Stored data:
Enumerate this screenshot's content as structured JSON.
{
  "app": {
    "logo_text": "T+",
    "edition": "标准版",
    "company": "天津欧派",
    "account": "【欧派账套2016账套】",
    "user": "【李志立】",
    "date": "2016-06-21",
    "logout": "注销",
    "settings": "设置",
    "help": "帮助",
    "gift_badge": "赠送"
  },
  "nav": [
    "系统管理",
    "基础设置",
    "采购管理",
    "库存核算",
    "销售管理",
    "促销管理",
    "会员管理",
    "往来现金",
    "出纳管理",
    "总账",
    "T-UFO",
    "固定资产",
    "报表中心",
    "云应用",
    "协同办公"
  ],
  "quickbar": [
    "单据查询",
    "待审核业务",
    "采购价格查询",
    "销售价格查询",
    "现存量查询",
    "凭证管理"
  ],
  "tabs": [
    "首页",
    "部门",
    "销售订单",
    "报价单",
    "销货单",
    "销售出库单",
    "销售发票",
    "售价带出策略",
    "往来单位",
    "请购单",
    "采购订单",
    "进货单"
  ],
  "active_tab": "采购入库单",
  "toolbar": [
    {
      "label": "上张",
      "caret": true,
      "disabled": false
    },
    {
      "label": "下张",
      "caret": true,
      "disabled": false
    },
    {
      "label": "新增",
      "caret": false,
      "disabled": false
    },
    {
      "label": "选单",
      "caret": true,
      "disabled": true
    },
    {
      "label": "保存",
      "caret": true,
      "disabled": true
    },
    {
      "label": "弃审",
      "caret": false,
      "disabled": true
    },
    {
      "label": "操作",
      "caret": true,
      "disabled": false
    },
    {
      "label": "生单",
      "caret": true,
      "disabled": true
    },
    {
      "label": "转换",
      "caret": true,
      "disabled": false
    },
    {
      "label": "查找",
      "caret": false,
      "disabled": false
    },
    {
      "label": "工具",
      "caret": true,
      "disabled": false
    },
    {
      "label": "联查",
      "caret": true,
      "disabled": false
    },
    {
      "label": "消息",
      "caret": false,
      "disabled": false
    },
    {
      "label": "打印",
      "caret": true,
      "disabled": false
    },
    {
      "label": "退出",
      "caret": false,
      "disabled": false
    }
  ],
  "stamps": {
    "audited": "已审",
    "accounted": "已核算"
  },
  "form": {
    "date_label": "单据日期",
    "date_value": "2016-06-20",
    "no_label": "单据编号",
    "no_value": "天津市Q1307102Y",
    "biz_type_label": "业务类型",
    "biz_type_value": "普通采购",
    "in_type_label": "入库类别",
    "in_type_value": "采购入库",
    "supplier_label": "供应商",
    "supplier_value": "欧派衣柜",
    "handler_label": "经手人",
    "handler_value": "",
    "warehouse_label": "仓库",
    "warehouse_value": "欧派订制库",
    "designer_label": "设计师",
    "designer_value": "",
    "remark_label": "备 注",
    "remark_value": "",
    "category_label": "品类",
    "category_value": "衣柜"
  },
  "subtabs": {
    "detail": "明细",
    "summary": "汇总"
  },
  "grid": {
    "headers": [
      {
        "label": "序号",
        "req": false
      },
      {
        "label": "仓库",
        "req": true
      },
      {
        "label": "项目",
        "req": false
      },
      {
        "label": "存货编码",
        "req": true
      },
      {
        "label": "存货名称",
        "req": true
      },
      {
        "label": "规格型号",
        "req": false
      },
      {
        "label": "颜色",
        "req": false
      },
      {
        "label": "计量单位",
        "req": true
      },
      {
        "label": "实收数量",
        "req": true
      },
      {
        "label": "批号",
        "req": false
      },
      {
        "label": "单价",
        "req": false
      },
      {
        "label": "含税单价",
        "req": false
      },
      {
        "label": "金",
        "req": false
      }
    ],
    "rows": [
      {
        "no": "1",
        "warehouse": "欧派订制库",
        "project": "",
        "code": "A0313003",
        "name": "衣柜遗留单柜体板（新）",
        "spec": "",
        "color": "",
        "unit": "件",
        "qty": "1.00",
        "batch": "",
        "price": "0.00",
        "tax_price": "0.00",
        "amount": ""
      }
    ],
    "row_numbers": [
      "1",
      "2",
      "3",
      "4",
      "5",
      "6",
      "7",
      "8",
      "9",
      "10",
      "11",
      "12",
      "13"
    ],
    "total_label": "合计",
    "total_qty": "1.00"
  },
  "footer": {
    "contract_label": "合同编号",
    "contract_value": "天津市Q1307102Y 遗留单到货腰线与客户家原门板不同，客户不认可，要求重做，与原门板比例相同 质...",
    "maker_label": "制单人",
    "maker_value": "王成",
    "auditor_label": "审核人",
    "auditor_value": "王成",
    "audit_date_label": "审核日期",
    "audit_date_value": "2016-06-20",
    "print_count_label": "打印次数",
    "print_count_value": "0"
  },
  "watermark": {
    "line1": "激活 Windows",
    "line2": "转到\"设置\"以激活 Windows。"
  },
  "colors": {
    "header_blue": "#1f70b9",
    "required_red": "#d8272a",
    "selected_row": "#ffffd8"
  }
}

Directive: Copy each line from the data above that includes "欧派订制库".

The response:
    "warehouse_value": "欧派订制库",
        "warehouse": "欧派订制库",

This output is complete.